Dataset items
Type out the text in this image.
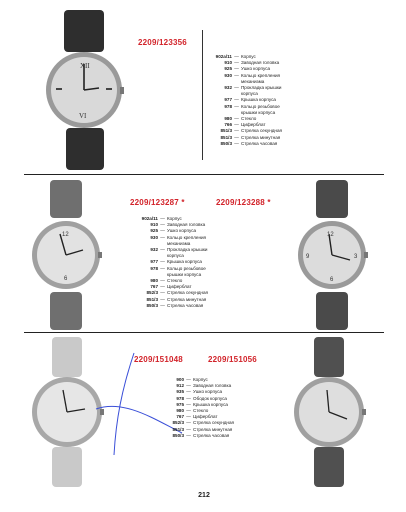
XII
VI
2209/123356
902a/11 — Корпус
910 — Заводная головка
925 — Ушко корпуса
930 — Кольцо крепления механизма
932 — Прокладка крышки корпуса
977 — Крышка корпуса
978 — Кольцо резьбовое крышки корпуса
980 — Стекло
766 — Циферблат
851/3 — Стрелка секундная
851/3 — Стрелка минутная
850/3 — Стрелка часовая
12
6
2209/123287 *	2209/123288 *
902a/11 — Корпус
910 — Заводная головка
925 — Ушко корпуса
930 — Кольцо крепления механизма
932 — Прокладка крышки корпуса
977 — Крышка корпуса
978 — Кольцо резьбовое крышки корпуса
980 — Стекло
767 — Циферблат
852/3 — Стрелка секундная
851/3 — Стрелка минутная
850/3 — Стрелка часовая
12
6
9	3
2209/151048	2209/151056
900 — Корпус
912 — Заводная головка
935 — Ушко корпуса
978 — Ободок корпуса
975 — Крышка корпуса
980 — Стекло
767 — Циферблат
852/3 — Стрелка секундная
851/3 — Стрелка минутная
850/3 — Стрелка часовая
212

**Do this**
Return the full material word for word. Do not include the pictures.

**Exercise solution**
Type out the text in this image.
XII
VI
2209/123356
902a/11 — Корпус
910 — Заводная головка
925 — Ушко корпуса
930 — Кольцо крепления механизма
932 — Прокладка крышки корпуса
977 — Крышка корпуса
978 — Кольцо резьбовое крышки корпуса
980 — Стекло
766 — Циферблат
851/3 — Стрелка секундная
851/3 — Стрелка минутная
850/3 — Стрелка часовая
12
6
2209/123287 *	2209/123288 *
902a/11 — Корпус
910 — Заводная головка
925 — Ушко корпуса
930 — Кольцо крепления механизма
932 — Прокладка крышки корпуса
977 — Крышка корпуса
978 — Кольцо резьбовое крышки корпуса
980 — Стекло
767 — Циферблат
852/3 — Стрелка секундная
851/3 — Стрелка минутная
850/3 — Стрелка часовая
12
6
9	3
2209/151048	2209/151056
900 — Корпус
912 — Заводная головка
935 — Ушко корпуса
978 — Ободок корпуса
975 — Крышка корпуса
980 — Стекло
767 — Циферблат
852/3 — Стрелка секундная
851/3 — Стрелка минутная
850/3 — Стрелка часовая
212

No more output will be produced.